* Given exercise: Copy each line that has the string "EDDI" somewhere in it.

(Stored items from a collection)
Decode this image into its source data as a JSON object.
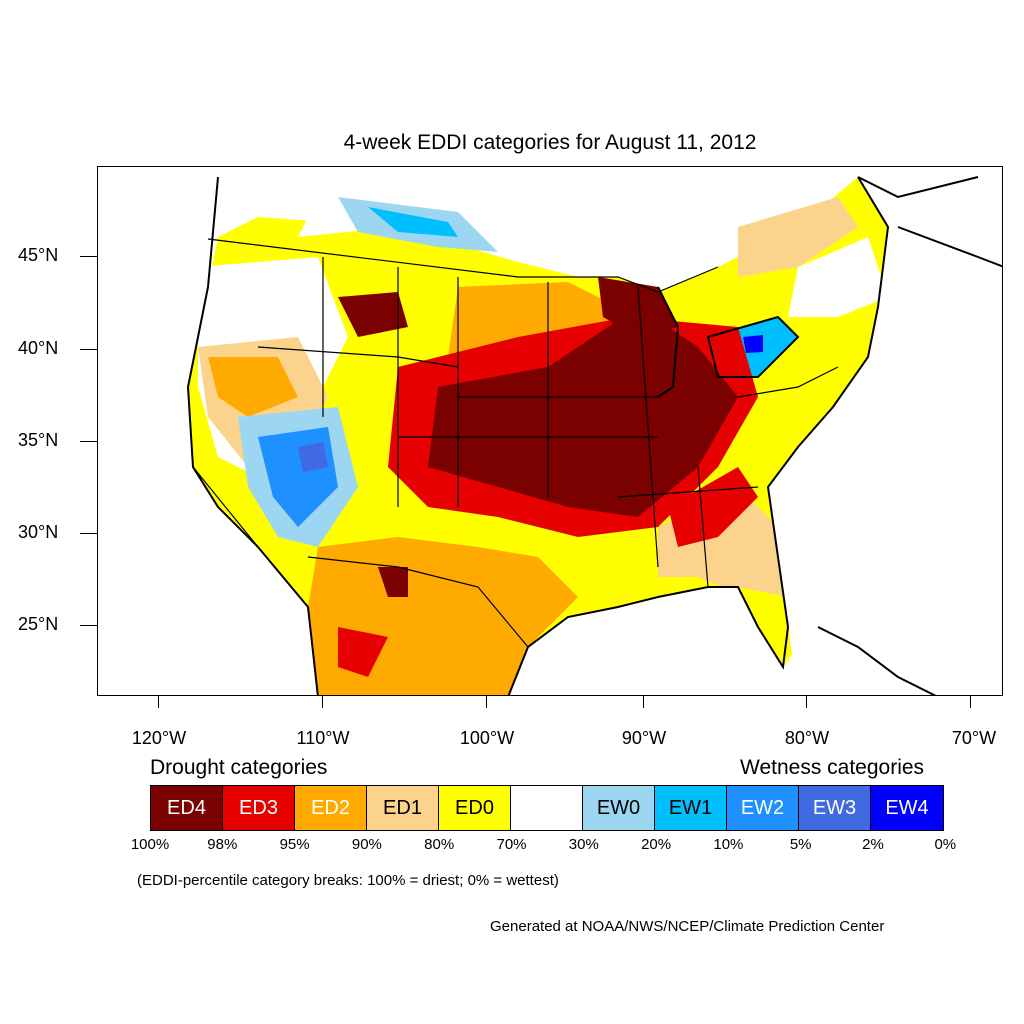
{
  "title": "4-week EDDI categories for August 11, 2012",
  "map": {
    "latitude_labels": [
      "45°N",
      "40°N",
      "35°N",
      "30°N",
      "25°N"
    ],
    "longitude_labels": [
      "120°W",
      "110°W",
      "100°W",
      "90°W",
      "80°W",
      "70°W"
    ]
  },
  "legend": {
    "drought_heading": "Drought categories",
    "wetness_heading": "Wetness categories",
    "categories": [
      {
        "label": "ED4",
        "color": "#7b0000",
        "text_color": "#ffffff"
      },
      {
        "label": "ED3",
        "color": "#e60000",
        "text_color": "#ffffff"
      },
      {
        "label": "ED2",
        "color": "#ffaa00",
        "text_color": "#ffffff"
      },
      {
        "label": "ED1",
        "color": "#fcd38c",
        "text_color": "#000000"
      },
      {
        "label": "ED0",
        "color": "#ffff00",
        "text_color": "#000000"
      },
      {
        "label": "",
        "color": "#ffffff",
        "text_color": "#000000"
      },
      {
        "label": "EW0",
        "color": "#9dd6f0",
        "text_color": "#000000"
      },
      {
        "label": "EW1",
        "color": "#00bfff",
        "text_color": "#000000"
      },
      {
        "label": "EW2",
        "color": "#1e90ff",
        "text_color": "#ffffff"
      },
      {
        "label": "EW3",
        "color": "#4169e1",
        "text_color": "#ffffff"
      },
      {
        "label": "EW4",
        "color": "#0000ff",
        "text_color": "#ffffff"
      }
    ],
    "breaks": [
      "100%",
      "98%",
      "95%",
      "90%",
      "80%",
      "70%",
      "30%",
      "20%",
      "10%",
      "5%",
      "2%",
      "0%"
    ]
  },
  "note": "(EDDI-percentile category breaks: 100% = driest; 0% = wettest)",
  "credit": "Generated at NOAA/NWS/NCEP/Climate Prediction Center"
}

* Answer to this task:
  "title": "4-week EDDI categories for August 11, 2012",
  "note": "(EDDI-percentile category breaks: 100% = driest; 0% = wettest)",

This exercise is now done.